--- EXERCISE DESCRIPTION ---
Check every line below for the word "продажи" and show those that hold it.

--- Data entries ---
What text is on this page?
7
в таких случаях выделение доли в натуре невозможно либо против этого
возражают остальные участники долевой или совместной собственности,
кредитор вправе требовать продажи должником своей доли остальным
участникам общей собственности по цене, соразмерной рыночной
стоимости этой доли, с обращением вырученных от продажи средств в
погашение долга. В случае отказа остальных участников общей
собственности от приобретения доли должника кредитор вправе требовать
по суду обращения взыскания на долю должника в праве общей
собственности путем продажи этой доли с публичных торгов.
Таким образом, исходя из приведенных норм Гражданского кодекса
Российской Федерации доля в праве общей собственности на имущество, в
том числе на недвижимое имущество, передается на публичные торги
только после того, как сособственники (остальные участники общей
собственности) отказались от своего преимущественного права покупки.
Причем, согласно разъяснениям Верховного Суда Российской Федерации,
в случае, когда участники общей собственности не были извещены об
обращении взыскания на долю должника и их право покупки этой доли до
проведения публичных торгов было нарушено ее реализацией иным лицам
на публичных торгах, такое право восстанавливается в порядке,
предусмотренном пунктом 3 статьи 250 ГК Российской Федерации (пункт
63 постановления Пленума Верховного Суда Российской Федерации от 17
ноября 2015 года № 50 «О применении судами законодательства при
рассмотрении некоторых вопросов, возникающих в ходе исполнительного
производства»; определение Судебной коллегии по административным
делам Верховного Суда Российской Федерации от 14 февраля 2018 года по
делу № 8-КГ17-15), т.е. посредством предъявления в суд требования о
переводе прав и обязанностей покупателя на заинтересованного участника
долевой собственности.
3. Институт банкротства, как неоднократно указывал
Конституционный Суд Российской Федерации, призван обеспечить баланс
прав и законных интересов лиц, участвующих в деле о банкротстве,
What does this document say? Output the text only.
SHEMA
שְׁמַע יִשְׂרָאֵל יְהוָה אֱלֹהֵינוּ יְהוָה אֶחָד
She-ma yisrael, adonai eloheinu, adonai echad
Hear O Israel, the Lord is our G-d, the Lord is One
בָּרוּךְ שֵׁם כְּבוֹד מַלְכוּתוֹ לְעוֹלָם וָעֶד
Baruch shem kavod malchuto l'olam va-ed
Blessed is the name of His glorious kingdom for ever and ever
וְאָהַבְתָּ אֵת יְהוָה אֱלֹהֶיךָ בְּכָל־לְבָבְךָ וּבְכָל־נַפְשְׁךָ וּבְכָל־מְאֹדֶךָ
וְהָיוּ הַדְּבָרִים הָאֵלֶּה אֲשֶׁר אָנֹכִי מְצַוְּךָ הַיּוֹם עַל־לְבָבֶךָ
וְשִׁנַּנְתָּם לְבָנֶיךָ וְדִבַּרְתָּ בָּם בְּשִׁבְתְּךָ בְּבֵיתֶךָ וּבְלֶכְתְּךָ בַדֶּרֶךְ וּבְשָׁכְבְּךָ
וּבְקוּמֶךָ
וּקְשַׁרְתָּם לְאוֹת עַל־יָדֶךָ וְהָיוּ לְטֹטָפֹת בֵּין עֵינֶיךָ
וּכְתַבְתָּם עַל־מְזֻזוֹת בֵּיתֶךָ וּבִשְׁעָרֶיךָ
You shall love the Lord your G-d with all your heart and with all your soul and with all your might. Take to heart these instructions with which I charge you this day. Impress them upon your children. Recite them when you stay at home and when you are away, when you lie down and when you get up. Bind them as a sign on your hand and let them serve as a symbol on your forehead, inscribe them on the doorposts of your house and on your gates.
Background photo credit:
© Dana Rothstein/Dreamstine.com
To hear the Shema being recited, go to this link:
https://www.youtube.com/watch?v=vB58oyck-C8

--- OUTPUT ---
кредитор вправе требовать продажи должником своей доли остальным
стоимости этой доли, с обращением вырученных от продажи средств в
собственности путем продажи этой доли с публичных торгов.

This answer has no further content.